### GIVEN TASK
Will you output all of the data below exactly, omitting the images?

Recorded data
--------
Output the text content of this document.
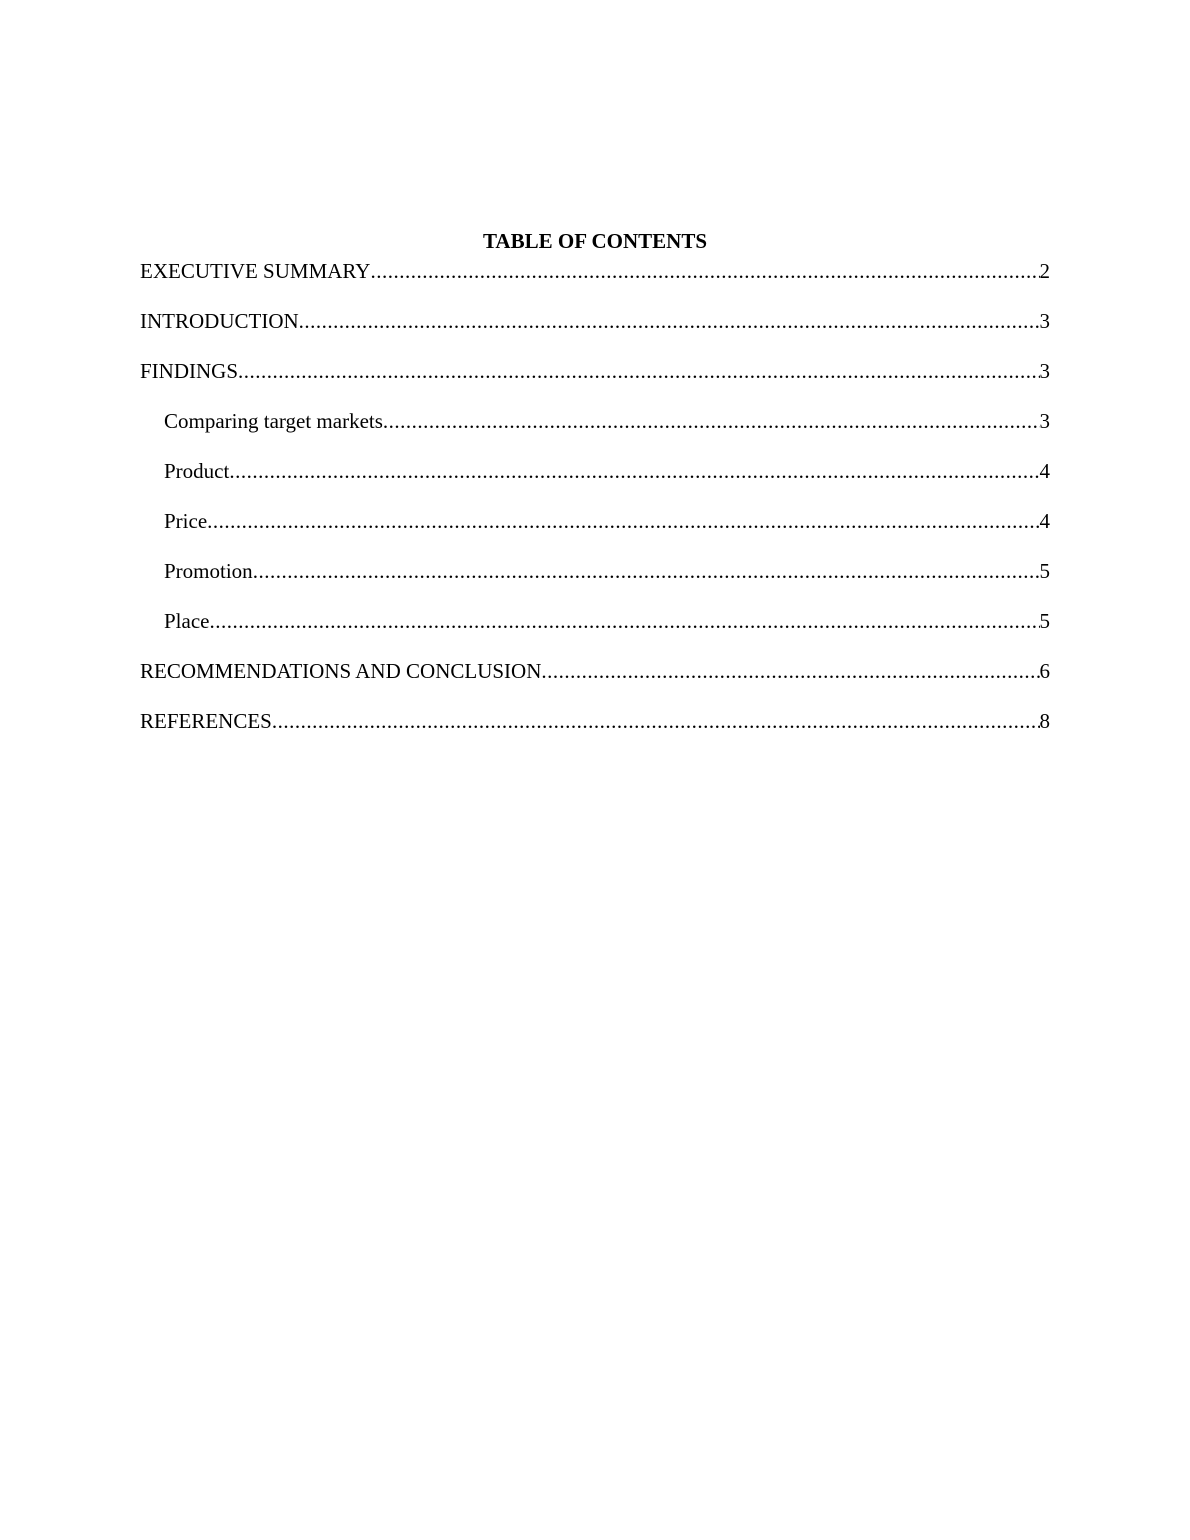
TABLE OF CONTENTS
EXECUTIVE SUMMARY .....	2
INTRODUCTION .....	3
FINDINGS .....	3
Comparing target markets .....	3
Product .....	4
Price .....	4
Promotion .....	5
Place .....	5
RECOMMENDATIONS AND CONCLUSION .....	6
REFERENCES .....	8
--------
### RESPONSE BELOW
Output the text content of this document.
TABLE OF CONTENTS
EXECUTIVE SUMMARY .....	2
INTRODUCTION .....	3
FINDINGS .....	3
Comparing target markets .....	3
Product .....	4
Price .....	4
Promotion .....	5
Place .....	5
RECOMMENDATIONS AND CONCLUSION .....	6
REFERENCES .....	8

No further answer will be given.